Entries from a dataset
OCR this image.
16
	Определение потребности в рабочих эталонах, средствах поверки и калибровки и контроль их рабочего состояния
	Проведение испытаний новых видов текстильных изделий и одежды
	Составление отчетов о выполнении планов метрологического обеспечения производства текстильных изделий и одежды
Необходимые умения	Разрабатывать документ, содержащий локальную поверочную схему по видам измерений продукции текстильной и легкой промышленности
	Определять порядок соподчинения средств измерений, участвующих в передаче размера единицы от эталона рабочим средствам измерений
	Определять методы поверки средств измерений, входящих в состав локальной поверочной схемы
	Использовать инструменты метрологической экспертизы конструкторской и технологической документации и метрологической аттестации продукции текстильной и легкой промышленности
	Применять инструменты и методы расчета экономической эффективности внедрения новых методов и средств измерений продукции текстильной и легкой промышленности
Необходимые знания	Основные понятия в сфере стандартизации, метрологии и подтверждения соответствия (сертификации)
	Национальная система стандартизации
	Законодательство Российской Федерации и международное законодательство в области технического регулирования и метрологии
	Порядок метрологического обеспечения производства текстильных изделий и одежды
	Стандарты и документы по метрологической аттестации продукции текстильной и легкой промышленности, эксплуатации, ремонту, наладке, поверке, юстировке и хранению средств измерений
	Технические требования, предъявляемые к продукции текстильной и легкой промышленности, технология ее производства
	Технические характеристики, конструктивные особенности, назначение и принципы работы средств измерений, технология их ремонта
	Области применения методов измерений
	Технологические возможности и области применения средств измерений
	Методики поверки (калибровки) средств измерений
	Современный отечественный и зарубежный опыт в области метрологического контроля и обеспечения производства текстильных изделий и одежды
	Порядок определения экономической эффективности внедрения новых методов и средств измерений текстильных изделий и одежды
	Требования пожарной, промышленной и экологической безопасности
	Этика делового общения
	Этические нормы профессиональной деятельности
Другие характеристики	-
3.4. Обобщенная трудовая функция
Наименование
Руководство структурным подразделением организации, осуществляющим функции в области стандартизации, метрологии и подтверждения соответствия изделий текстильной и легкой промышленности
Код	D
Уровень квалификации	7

- **REQUIREMENTS**:
Exact output of every entry is required.

- **CORRECT OUTPUT**:
OCR this image.
16
	Определение потребности в рабочих эталонах, средствах поверки и калибровки и контроль их рабочего состояния
	Проведение испытаний новых видов текстильных изделий и одежды
	Составление отчетов о выполнении планов метрологического обеспечения производства текстильных изделий и одежды
Необходимые умения	Разрабатывать документ, содержащий локальную поверочную схему по видам измерений продукции текстильной и легкой промышленности
	Определять порядок соподчинения средств измерений, участвующих в передаче размера единицы от эталона рабочим средствам измерений
	Определять методы поверки средств измерений, входящих в состав локальной поверочной схемы
	Использовать инструменты метрологической экспертизы конструкторской и технологической документации и метрологической аттестации продукции текстильной и легкой промышленности
	Применять инструменты и методы расчета экономической эффективности внедрения новых методов и средств измерений продукции текстильной и легкой промышленности
Необходимые знания	Основные понятия в сфере стандартизации, метрологии и подтверждения соответствия (сертификации)
	Национальная система стандартизации
	Законодательство Российской Федерации и международное законодательство в области технического регулирования и метрологии
	Порядок метрологического обеспечения производства текстильных изделий и одежды
	Стандарты и документы по метрологической аттестации продукции текстильной и легкой промышленности, эксплуатации, ремонту, наладке, поверке, юстировке и хранению средств измерений
	Технические требования, предъявляемые к продукции текстильной и легкой промышленности, технология ее производства
	Технические характеристики, конструктивные особенности, назначение и принципы работы средств измерений, технология их ремонта
	Области применения методов измерений
	Технологические возможности и области применения средств измерений
	Методики поверки (калибровки) средств измерений
	Современный отечественный и зарубежный опыт в области метрологического контроля и обеспечения производства текстильных изделий и одежды
	Порядок определения экономической эффективности внедрения новых методов и средств измерений текстильных изделий и одежды
	Требования пожарной, промышленной и экологической безопасности
	Этика делового общения
	Этические нормы профессиональной деятельности
Другие характеристики	-
3.4. Обобщенная трудовая функция
Наименование
Руководство структурным подразделением организации, осуществляющим функции в области стандартизации, метрологии и подтверждения соответствия изделий текстильной и легкой промышленности
Код	D
Уровень квалификации	7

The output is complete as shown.